### Recorded information ###
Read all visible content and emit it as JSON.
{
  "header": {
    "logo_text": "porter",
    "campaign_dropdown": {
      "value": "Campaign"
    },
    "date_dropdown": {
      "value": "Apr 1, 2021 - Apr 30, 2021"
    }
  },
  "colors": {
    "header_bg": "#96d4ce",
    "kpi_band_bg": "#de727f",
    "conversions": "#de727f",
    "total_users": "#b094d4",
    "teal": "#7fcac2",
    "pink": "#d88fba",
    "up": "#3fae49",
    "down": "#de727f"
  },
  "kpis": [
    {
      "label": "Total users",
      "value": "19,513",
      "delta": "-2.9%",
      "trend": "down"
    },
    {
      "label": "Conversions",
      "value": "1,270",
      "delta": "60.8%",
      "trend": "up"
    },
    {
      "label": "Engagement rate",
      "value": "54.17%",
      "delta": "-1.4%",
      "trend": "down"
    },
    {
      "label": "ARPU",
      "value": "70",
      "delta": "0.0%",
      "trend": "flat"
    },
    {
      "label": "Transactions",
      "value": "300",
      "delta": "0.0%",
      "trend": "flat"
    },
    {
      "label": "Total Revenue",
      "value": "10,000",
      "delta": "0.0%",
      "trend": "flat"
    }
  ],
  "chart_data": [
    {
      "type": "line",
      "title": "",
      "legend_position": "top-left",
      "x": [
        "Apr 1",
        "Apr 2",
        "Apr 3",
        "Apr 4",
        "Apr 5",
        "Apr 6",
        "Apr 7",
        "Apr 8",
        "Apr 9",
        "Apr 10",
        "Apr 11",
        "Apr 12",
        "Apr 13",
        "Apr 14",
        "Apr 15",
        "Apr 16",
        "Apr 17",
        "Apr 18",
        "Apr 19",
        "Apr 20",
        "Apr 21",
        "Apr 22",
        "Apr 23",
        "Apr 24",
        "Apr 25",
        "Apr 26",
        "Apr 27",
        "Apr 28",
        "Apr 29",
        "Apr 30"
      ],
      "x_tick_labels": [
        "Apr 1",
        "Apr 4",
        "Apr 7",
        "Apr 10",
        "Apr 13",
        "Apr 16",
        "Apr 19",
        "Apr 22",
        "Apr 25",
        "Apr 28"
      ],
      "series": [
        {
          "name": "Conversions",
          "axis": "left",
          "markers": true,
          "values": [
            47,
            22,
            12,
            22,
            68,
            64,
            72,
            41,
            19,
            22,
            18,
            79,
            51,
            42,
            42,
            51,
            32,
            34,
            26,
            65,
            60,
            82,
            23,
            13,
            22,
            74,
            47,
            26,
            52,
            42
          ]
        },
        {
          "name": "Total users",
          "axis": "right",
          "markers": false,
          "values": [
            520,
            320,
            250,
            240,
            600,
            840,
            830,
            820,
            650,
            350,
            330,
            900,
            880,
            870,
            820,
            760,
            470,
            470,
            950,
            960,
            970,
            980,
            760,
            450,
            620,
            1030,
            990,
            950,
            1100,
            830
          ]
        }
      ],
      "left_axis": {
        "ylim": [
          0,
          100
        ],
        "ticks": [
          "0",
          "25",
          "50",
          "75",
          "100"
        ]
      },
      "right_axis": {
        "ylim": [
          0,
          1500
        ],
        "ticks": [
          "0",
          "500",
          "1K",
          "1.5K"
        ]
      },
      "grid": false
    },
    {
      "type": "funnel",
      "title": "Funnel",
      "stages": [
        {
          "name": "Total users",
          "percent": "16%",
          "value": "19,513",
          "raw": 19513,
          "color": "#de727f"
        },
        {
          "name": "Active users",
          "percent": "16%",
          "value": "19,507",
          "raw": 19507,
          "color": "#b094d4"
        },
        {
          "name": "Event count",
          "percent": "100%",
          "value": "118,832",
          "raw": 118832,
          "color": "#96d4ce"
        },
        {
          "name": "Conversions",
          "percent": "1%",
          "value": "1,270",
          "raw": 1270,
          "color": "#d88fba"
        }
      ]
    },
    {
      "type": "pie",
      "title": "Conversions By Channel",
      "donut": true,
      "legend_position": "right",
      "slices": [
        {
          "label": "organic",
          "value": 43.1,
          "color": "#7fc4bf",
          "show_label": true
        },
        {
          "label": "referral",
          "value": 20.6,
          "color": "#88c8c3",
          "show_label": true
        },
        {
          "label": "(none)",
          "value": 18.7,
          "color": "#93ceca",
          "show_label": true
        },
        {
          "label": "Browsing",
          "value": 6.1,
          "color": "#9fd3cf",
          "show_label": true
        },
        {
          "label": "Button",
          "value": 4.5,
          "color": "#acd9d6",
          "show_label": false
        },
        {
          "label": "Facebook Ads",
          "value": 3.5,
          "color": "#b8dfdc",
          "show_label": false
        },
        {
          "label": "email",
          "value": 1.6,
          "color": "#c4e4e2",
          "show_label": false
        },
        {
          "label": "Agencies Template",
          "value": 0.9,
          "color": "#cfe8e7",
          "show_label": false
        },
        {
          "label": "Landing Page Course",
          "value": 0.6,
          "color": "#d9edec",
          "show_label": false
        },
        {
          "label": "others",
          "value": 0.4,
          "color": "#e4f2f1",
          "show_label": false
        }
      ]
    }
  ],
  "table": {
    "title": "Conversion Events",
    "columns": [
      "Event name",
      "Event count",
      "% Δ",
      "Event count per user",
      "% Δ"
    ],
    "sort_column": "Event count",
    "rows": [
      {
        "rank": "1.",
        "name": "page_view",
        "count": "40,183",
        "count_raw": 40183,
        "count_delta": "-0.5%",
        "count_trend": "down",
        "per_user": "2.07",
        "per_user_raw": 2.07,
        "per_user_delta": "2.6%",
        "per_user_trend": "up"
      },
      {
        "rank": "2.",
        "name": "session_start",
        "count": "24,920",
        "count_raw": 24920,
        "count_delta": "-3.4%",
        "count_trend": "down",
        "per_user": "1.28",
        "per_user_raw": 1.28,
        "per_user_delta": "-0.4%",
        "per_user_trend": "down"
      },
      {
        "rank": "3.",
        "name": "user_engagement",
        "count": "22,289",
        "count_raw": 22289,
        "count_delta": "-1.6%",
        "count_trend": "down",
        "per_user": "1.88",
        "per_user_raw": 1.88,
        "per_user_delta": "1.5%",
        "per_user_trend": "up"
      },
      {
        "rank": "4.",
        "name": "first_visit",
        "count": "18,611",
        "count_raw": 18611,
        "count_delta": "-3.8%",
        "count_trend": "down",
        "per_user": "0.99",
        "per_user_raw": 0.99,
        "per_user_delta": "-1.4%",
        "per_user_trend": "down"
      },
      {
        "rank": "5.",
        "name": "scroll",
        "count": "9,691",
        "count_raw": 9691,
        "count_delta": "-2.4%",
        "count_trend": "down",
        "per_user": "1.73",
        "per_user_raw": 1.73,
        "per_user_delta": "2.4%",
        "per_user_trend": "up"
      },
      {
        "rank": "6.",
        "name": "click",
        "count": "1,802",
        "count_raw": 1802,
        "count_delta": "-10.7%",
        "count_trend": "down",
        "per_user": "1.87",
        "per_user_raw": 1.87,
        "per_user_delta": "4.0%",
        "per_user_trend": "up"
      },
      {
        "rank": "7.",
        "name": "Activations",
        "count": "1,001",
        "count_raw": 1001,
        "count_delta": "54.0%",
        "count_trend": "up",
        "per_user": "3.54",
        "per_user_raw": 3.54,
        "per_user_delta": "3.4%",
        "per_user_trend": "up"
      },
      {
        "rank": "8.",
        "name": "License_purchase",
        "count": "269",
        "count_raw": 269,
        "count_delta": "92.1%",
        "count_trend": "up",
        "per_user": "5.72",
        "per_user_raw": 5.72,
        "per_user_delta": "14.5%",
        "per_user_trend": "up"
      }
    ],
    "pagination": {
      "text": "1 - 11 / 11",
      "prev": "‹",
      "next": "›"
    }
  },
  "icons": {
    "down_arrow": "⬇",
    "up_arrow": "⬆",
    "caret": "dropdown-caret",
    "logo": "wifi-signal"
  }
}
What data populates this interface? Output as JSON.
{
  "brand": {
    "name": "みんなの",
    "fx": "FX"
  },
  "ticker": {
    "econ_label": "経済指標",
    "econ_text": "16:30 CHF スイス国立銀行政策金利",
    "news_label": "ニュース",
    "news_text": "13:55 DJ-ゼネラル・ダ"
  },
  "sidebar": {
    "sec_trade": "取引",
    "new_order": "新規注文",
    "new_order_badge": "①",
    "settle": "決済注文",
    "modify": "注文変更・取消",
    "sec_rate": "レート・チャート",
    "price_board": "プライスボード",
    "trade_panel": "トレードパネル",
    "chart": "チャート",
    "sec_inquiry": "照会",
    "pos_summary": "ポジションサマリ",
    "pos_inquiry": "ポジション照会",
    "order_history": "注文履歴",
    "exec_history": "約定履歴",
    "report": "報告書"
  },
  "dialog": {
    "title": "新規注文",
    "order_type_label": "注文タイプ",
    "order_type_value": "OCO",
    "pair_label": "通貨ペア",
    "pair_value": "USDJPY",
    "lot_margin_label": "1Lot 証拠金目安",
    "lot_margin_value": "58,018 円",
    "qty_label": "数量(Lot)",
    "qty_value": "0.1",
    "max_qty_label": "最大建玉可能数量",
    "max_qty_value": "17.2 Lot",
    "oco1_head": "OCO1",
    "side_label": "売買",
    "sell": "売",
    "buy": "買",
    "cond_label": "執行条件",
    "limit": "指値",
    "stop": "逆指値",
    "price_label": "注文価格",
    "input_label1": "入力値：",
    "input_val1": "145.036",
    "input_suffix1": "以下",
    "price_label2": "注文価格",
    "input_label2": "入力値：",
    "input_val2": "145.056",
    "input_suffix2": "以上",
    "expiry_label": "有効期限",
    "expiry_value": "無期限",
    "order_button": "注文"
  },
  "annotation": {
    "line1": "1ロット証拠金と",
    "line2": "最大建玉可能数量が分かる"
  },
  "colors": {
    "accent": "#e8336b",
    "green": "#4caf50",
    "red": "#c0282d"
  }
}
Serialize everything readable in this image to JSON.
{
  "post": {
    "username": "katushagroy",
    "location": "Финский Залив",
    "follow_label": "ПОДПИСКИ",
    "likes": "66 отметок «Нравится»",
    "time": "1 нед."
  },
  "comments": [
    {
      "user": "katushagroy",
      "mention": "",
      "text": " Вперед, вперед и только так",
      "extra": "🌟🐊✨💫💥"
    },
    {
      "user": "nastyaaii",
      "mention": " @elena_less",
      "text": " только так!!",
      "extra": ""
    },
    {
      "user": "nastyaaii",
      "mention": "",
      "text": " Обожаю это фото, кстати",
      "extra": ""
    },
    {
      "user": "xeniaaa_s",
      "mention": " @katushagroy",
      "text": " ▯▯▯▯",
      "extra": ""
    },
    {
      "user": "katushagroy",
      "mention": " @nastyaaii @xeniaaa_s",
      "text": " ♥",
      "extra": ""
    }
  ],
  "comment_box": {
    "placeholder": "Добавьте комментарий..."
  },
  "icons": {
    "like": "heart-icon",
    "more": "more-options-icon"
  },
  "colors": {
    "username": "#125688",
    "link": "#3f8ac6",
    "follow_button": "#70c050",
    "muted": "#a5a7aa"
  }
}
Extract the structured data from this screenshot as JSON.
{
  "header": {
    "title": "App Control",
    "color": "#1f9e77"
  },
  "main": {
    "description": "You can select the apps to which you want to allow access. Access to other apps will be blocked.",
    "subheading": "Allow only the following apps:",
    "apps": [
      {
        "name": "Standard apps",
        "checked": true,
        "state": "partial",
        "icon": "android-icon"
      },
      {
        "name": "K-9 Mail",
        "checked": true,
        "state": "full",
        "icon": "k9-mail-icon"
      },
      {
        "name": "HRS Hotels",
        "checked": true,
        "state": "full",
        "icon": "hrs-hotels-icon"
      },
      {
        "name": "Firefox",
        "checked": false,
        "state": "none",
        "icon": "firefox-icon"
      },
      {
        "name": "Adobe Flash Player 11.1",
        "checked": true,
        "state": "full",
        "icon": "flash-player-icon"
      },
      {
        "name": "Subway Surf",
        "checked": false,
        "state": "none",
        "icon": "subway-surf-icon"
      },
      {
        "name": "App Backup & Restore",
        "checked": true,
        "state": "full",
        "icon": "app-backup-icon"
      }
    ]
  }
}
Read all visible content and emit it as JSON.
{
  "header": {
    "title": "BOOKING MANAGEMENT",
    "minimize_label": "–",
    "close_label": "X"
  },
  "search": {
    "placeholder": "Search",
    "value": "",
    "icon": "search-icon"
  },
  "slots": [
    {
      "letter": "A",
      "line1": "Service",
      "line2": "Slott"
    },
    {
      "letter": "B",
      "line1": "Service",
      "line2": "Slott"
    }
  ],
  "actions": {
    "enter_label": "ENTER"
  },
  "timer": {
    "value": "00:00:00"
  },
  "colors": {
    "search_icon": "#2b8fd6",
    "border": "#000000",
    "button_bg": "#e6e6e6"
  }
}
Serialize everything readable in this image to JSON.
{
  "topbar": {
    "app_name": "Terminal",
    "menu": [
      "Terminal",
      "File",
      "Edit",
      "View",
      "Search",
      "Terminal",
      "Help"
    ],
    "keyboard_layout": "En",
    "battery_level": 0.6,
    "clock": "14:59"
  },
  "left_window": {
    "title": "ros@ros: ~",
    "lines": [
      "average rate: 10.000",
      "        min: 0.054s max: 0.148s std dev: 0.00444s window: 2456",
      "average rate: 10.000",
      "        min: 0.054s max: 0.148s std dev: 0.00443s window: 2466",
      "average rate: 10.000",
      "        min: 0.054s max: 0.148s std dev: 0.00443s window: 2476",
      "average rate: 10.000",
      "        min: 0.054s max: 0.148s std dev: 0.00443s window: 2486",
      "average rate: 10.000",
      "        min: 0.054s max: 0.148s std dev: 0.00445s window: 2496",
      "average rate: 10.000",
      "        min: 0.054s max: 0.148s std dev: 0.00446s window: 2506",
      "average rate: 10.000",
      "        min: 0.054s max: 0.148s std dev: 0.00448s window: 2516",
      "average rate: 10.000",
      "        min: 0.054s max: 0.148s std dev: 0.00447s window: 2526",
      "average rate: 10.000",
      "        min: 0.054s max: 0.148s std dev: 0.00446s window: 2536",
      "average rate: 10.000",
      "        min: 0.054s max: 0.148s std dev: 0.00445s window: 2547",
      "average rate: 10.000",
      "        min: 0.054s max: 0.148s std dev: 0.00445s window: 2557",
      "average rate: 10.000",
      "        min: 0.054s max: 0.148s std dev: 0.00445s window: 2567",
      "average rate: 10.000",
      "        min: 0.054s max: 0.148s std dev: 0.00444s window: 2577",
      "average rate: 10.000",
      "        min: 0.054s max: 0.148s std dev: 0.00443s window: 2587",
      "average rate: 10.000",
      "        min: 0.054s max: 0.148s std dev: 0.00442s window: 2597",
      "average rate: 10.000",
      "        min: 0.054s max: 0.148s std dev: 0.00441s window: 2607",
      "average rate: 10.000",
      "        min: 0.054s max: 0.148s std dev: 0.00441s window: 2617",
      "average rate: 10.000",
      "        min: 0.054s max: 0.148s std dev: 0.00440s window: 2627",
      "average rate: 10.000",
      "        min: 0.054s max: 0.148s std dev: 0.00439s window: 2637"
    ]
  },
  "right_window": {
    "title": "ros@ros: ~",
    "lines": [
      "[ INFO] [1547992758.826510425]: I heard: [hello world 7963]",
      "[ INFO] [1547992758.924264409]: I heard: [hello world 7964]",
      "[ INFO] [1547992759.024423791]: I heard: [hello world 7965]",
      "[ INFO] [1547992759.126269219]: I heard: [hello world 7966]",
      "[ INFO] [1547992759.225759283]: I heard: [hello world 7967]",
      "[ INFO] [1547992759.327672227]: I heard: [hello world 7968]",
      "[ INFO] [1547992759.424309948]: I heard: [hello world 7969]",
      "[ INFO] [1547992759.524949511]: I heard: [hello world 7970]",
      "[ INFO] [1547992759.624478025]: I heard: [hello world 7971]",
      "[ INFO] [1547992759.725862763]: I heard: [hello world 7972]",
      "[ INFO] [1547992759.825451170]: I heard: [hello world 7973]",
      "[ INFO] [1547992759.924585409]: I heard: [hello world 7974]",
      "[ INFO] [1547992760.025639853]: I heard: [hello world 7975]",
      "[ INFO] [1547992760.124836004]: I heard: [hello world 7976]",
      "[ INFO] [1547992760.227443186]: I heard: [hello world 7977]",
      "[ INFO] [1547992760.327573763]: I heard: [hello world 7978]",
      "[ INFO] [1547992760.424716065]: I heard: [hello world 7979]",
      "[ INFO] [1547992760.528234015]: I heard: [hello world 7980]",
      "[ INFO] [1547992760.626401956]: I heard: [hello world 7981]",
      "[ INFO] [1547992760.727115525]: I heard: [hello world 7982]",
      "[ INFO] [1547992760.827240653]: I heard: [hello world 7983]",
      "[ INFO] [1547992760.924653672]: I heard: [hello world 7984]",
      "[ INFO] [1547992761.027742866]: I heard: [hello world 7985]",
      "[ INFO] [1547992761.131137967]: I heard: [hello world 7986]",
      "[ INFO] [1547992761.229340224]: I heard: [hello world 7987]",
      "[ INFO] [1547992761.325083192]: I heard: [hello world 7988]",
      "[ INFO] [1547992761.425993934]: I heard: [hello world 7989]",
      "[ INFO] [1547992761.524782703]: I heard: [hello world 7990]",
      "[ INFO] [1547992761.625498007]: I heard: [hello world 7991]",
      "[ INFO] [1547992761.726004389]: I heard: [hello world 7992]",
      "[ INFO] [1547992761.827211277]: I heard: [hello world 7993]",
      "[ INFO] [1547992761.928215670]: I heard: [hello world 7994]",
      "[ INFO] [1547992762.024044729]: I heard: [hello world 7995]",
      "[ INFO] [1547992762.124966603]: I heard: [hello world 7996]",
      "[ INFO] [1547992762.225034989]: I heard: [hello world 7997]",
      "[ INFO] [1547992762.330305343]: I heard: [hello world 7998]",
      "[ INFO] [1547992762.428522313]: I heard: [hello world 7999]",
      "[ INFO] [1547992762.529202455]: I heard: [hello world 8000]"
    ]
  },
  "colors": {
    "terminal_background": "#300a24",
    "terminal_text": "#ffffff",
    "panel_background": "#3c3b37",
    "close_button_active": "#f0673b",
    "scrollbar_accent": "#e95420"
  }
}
###
■ Required work:
Check every line of the data, and copy the ones that contain "username".

■ Result of this exercise:
    "username": "katushagroy",
    "username": "#125688",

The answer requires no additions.